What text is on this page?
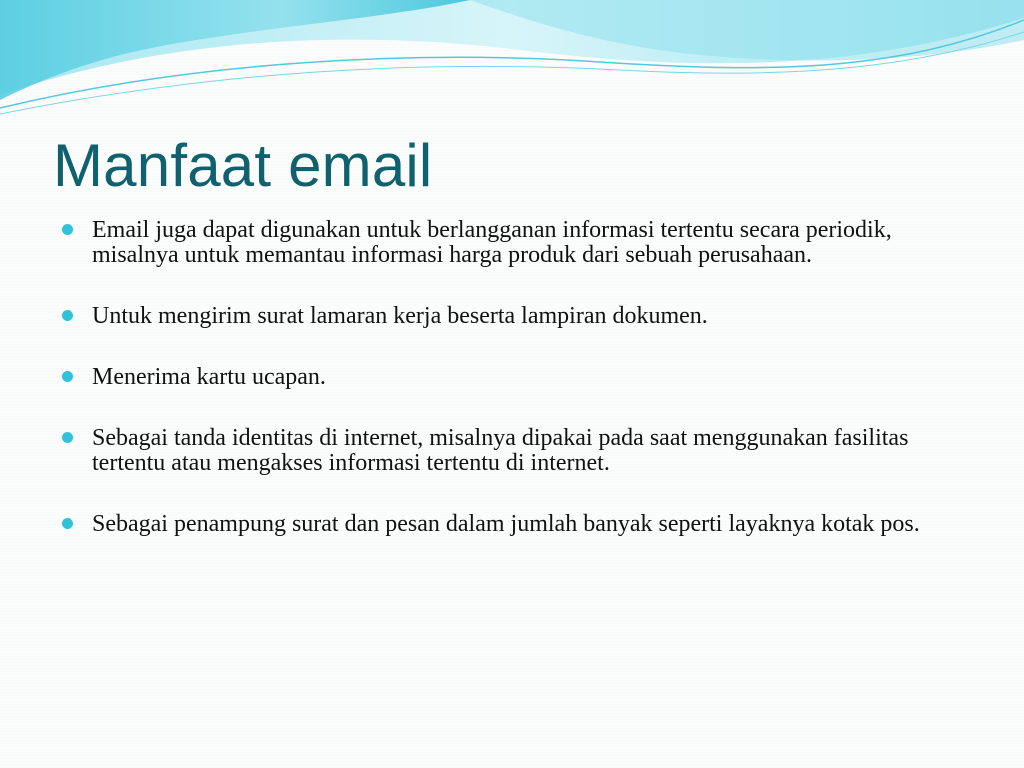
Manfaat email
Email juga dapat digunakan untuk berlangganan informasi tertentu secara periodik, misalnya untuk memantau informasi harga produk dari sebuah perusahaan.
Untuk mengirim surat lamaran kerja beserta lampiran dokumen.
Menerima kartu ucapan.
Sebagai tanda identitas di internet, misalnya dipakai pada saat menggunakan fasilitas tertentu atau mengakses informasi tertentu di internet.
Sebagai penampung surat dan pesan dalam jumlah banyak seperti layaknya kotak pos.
************
Objective >>
Print each record exactly as it stands, leaving the images out.

Finished exercise >>
What text is on this page?
Manfaat email
Email juga dapat digunakan untuk berlangganan informasi tertentu secara periodik, misalnya untuk memantau informasi harga produk dari sebuah perusahaan.
Untuk mengirim surat lamaran kerja beserta lampiran dokumen.
Menerima kartu ucapan.
Sebagai tanda identitas di internet, misalnya dipakai pada saat menggunakan fasilitas tertentu atau mengakses informasi tertentu di internet.
Sebagai penampung surat dan pesan dalam jumlah banyak seperti layaknya kotak pos.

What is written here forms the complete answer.